▶ TASK BRIEF
Find out how many lines of the material contain the string "this" and give only that figure.

▶ GIVEN INFORMATION
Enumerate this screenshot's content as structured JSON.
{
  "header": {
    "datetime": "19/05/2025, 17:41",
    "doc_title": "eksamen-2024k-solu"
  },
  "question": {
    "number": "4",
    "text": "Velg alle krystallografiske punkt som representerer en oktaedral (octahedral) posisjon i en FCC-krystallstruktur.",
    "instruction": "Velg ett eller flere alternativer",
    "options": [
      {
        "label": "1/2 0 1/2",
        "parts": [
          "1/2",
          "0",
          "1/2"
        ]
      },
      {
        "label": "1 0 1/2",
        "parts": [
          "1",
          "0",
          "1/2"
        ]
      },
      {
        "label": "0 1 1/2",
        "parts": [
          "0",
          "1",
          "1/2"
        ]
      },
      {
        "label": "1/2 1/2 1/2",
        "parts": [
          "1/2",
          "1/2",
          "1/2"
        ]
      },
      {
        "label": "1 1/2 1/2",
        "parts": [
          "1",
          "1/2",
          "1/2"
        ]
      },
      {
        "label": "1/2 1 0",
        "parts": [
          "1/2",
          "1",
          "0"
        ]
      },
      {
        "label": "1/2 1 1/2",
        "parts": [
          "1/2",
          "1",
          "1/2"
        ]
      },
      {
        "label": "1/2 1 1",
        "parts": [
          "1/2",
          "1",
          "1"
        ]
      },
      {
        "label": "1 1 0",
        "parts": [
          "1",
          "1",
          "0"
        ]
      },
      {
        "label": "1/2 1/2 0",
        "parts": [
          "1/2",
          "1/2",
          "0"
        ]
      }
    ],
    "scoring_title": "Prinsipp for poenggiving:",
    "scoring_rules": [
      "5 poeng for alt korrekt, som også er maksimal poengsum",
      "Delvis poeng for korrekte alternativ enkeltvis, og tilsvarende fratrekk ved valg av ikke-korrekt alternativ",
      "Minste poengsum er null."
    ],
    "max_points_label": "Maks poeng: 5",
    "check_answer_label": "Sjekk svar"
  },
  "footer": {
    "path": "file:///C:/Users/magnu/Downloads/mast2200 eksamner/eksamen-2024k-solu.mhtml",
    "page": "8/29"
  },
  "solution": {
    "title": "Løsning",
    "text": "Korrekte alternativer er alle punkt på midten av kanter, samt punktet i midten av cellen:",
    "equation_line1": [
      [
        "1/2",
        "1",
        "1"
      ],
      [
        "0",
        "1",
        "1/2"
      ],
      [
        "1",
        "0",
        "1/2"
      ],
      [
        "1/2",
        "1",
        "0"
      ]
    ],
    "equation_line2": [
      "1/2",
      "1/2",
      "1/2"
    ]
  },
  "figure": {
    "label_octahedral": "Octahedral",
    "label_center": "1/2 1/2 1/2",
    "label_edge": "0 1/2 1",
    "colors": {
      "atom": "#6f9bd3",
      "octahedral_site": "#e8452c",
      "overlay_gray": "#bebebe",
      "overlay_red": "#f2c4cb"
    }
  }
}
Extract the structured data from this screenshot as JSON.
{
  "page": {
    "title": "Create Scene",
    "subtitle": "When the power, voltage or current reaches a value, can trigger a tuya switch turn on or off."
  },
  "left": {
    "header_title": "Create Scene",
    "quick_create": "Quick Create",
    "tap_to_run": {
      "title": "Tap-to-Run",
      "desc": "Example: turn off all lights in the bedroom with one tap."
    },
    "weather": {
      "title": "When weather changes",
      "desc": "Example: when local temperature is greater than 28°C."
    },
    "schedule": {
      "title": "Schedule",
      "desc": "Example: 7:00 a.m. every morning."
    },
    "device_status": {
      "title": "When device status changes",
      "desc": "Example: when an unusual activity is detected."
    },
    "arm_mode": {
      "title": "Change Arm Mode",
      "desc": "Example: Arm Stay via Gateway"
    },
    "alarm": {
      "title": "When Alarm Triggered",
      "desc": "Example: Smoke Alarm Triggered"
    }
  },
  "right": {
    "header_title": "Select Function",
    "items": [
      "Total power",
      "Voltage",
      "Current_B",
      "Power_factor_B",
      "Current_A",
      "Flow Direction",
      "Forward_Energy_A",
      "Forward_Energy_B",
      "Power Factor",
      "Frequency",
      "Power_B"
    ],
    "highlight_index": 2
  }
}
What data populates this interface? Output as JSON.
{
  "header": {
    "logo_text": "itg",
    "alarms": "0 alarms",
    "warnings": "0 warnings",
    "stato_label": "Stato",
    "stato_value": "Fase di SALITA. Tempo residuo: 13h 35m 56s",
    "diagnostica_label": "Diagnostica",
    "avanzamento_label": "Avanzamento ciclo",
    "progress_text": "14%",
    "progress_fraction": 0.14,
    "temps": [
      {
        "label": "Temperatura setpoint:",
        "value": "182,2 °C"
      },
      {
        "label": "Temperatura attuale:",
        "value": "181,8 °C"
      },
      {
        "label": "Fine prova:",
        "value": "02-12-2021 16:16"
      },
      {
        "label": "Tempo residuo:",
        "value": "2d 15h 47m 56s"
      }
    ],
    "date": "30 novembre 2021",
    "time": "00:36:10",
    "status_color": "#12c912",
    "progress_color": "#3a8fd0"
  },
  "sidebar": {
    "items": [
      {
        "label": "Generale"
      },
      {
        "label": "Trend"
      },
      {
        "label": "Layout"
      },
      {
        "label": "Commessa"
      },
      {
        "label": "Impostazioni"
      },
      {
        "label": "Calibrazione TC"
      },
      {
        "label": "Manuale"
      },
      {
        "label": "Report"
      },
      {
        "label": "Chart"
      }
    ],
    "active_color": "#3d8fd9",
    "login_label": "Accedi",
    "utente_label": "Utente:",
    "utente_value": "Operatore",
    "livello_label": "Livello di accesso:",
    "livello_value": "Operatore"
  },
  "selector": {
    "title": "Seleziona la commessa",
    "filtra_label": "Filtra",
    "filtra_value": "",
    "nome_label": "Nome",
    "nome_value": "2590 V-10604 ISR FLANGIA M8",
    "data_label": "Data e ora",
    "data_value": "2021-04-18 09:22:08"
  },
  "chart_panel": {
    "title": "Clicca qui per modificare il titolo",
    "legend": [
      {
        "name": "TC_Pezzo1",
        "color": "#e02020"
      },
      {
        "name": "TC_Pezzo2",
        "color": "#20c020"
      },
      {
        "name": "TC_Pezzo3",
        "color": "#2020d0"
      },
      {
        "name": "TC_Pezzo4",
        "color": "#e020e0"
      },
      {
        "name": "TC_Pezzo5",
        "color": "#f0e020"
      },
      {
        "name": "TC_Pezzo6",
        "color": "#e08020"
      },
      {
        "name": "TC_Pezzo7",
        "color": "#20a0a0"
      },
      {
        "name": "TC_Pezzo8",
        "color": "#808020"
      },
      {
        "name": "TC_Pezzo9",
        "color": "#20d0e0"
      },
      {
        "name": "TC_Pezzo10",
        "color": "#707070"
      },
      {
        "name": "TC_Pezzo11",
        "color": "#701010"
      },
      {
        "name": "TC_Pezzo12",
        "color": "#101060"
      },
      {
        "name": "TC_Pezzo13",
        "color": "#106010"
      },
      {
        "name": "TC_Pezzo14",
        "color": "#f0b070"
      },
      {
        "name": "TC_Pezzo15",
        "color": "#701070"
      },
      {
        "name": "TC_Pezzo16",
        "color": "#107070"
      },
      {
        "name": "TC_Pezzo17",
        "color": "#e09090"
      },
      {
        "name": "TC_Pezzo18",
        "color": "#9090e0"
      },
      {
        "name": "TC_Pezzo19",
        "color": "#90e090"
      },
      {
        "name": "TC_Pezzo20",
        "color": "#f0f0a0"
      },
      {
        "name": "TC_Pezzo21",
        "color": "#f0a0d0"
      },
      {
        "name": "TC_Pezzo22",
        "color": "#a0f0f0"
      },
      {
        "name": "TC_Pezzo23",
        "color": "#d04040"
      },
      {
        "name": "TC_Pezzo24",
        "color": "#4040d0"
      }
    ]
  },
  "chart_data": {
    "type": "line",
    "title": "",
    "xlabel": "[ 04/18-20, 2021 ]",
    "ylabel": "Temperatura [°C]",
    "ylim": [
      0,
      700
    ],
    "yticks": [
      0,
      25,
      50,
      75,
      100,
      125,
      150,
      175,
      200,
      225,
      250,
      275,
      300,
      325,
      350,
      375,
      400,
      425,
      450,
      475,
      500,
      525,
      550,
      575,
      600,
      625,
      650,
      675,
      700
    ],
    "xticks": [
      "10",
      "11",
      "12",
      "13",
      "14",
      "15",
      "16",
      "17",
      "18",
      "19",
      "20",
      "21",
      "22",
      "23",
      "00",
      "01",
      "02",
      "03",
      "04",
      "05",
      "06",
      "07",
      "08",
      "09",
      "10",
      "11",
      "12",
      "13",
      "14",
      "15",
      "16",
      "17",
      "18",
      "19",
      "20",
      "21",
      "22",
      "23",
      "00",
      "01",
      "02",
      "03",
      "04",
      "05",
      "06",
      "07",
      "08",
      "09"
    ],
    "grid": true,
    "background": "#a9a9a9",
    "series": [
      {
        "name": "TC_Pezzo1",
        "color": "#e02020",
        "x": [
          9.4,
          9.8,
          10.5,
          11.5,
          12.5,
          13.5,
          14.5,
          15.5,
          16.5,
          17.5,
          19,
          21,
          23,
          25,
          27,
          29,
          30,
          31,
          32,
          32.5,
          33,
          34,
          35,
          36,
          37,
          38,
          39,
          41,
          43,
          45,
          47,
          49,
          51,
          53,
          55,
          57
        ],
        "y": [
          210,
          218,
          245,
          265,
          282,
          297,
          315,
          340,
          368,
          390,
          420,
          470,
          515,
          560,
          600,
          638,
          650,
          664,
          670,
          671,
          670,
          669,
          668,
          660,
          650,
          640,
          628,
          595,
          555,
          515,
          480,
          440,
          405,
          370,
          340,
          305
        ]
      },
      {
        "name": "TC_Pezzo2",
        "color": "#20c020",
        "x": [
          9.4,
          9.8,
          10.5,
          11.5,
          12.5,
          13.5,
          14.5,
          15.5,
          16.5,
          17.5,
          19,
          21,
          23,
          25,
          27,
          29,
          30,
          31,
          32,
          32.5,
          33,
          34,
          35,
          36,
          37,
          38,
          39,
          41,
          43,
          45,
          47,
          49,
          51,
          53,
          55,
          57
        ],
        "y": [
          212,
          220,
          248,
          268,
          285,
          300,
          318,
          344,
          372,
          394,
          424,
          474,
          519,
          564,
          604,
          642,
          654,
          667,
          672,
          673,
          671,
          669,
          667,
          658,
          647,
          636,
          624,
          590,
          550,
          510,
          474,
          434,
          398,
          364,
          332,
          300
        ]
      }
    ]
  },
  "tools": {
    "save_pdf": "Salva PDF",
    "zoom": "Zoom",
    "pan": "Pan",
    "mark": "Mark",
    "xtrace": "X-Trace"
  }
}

▶ SOLVED PROBLEM
3